§ **Collected data entries**:
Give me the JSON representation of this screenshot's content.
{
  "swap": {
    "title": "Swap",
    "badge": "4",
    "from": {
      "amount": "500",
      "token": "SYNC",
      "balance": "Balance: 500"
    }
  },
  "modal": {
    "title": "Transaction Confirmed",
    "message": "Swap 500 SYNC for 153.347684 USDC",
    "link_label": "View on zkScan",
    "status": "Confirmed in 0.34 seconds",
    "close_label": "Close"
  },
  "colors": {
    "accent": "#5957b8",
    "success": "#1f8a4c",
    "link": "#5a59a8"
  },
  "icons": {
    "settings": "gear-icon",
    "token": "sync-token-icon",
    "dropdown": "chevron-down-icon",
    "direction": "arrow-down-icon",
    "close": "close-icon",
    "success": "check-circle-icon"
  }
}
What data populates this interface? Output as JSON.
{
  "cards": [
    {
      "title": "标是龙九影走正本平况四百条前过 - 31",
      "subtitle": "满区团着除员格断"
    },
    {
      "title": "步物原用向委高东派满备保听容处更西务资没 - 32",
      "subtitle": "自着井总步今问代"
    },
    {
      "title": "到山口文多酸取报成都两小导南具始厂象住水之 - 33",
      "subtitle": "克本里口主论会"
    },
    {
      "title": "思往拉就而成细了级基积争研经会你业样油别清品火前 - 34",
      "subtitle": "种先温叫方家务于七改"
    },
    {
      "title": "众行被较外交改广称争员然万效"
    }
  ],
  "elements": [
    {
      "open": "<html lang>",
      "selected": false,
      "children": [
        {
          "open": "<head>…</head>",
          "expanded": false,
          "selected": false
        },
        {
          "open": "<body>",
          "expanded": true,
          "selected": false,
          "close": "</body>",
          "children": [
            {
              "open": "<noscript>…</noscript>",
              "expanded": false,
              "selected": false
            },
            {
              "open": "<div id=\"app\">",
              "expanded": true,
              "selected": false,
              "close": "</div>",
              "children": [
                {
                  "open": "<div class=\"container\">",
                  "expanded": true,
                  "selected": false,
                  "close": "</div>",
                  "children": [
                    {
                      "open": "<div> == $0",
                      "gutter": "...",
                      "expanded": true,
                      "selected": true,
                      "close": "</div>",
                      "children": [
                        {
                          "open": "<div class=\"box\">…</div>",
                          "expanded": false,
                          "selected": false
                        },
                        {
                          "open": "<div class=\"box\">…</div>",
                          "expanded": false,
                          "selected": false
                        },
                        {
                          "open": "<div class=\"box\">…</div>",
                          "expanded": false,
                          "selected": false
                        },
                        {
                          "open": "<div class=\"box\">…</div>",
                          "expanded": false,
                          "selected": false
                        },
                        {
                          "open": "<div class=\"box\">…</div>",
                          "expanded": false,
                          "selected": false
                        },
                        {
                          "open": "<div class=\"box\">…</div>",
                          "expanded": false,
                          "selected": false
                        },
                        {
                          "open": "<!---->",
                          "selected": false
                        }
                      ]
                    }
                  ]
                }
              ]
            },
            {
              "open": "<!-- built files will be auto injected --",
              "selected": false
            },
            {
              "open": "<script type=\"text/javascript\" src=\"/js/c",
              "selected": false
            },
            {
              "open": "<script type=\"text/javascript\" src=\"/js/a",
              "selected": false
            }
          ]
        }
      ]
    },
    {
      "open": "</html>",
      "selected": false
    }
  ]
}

§ **What needs to be done**:
Gather each line in the entries above where the string "JSON" is found.

§ **Problem solution**:
Give me the JSON representation of this screenshot's content.
What data populates this interface? Output as JSON.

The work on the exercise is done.